-- Listed entries --
==========

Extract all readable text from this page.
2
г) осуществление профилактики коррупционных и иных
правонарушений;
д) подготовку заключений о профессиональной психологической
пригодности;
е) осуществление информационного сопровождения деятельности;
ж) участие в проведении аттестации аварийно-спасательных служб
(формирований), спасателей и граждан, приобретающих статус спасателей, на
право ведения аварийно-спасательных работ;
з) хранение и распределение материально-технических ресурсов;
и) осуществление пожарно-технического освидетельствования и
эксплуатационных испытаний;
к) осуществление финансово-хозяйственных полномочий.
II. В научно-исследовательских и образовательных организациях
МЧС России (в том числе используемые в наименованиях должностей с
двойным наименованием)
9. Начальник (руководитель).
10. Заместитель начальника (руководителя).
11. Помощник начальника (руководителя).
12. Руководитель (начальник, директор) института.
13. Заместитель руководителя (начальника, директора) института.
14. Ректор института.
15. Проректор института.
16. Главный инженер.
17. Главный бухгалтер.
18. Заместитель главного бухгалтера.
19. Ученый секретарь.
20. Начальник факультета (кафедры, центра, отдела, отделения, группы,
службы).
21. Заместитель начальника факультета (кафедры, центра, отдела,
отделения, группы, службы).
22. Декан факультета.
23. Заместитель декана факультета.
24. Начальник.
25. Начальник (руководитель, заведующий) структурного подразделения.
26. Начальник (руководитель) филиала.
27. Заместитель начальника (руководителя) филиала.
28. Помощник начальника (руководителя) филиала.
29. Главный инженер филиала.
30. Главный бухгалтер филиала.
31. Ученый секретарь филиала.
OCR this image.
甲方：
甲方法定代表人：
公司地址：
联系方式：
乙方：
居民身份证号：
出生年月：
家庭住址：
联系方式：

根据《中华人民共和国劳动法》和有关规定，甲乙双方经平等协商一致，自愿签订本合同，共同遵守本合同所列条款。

==========

-- What you are asked to do --
Your answer should be a single number: how many lines in the data above include "Помощник"?

-- Expected output --
2